TASK BRIEF:
Copy out the lines below word for word, leaving out the pictures.

:::::

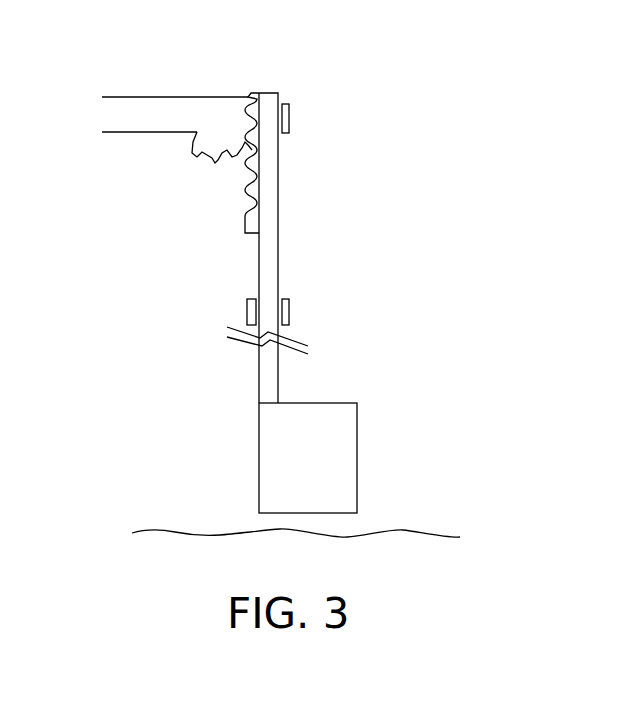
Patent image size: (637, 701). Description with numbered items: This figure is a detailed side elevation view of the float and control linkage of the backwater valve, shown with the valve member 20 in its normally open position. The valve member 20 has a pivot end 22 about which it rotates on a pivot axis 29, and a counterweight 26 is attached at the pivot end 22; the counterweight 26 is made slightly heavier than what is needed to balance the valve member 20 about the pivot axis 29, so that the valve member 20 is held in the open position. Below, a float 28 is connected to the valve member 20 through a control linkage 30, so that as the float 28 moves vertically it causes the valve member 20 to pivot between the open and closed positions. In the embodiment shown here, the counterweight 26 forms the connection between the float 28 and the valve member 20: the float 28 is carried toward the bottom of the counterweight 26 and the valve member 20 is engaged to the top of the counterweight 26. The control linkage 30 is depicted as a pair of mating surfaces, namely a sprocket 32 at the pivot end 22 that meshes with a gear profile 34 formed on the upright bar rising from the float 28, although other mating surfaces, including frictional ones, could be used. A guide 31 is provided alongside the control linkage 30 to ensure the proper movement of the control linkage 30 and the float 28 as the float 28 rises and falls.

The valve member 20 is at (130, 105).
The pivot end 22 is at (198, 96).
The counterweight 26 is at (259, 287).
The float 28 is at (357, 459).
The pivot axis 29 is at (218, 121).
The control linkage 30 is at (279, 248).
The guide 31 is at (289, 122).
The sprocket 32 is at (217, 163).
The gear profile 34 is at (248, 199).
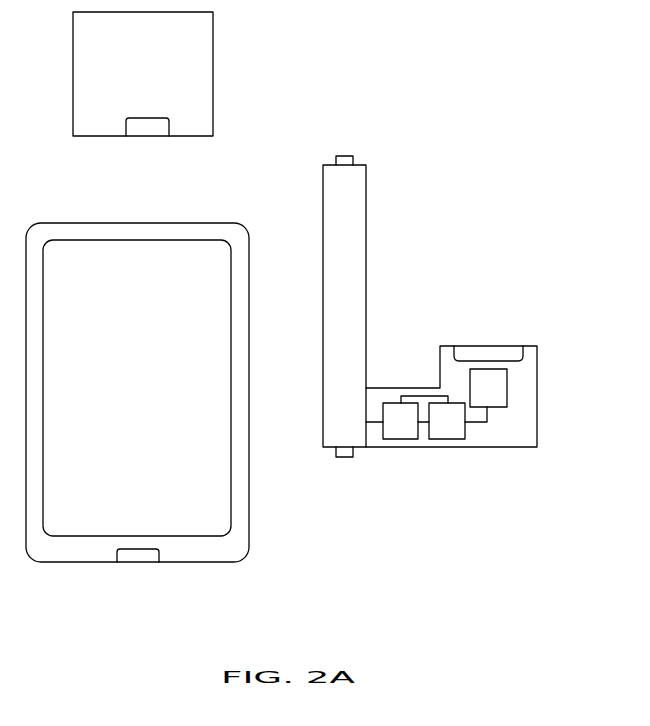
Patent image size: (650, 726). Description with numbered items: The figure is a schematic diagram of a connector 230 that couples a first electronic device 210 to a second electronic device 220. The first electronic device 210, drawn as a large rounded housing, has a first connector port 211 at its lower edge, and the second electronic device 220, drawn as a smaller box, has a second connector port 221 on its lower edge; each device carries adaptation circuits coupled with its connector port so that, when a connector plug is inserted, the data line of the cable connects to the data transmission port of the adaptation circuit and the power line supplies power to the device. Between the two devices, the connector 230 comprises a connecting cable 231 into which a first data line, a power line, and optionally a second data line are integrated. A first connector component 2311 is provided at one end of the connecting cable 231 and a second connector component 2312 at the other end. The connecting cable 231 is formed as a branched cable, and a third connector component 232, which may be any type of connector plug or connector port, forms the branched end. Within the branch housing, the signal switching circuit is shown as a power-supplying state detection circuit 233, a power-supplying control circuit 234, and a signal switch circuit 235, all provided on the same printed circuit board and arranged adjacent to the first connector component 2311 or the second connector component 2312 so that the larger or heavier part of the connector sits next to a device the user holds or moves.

:::::

WORKED SOLUTION:
Patent image size: (637, 701). Description with numbered items: This figure is a detailed side elevation view of the float and control linkage of the backwater valve, shown with the valve member 20 in its normally open position. The valve member 20 has a pivot end 22 about which it rotates on a pivot axis 29, and a counterweight 26 is attached at the pivot end 22; the counterweight 26 is made slightly heavier than what is needed to balance the valve member 20 about the pivot axis 29, so that the valve member 20 is held in the open position. Below, a float 28 is connected to the valve member 20 through a control linkage 30, so that as the float 28 moves vertically it causes the valve member 20 to pivot between the open and closed positions. In the embodiment shown here, the counterweight 26 forms the connection between the float 28 and the valve member 20: the float 28 is carried toward the bottom of the counterweight 26 and the valve member 20 is engaged to the top of the counterweight 26. The control linkage 30 is depicted as a pair of mating surfaces, namely a sprocket 32 at the pivot end 22 that meshes with a gear profile 34 formed on the upright bar rising from the float 28, although other mating surfaces, including frictional ones, could be used. A guide 31 is provided alongside the control linkage 30 to ensure the proper movement of the control linkage 30 and the float 28 as the float 28 rises and falls.

The valve member 20 is at (130, 105).
The pivot end 22 is at (198, 96).
The counterweight 26 is at (259, 287).
The float 28 is at (357, 459).
The pivot axis 29 is at (218, 121).
The control linkage 30 is at (279, 248).
The guide 31 is at (289, 122).
The sprocket 32 is at (217, 163).
The gear profile 34 is at (248, 199).
Patent image size: (650, 726). Description with numbered items: The figure is a schematic diagram of a connector 230 that couples a first electronic device 210 to a second electronic device 220. The first electronic device 210, drawn as a large rounded housing, has a first connector port 211 at its lower edge, and the second electronic device 220, drawn as a smaller box, has a second connector port 221 on its lower edge; each device carries adaptation circuits coupled with its connector port so that, when a connector plug is inserted, the data line of the cable connects to the data transmission port of the adaptation circuit and the power line supplies power to the device. Between the two devices, the connector 230 comprises a connecting cable 231 into which a first data line, a power line, and optionally a second data line are integrated. A first connector component 2311 is provided at one end of the connecting cable 231 and a second connector component 2312 at the other end. The connecting cable 231 is formed as a branched cable, and a third connector component 232, which may be any type of connector plug or connector port, forms the branched end. Within the branch housing, the signal switching circuit is shown as a power-supplying state detection circuit 233, a power-supplying control circuit 234, and a signal switch circuit 235, all provided on the same printed circuit board and arranged adjacent to the first connector component 2311 or the second connector component 2312 so that the larger or heavier part of the connector sits next to a device the user holds or moves.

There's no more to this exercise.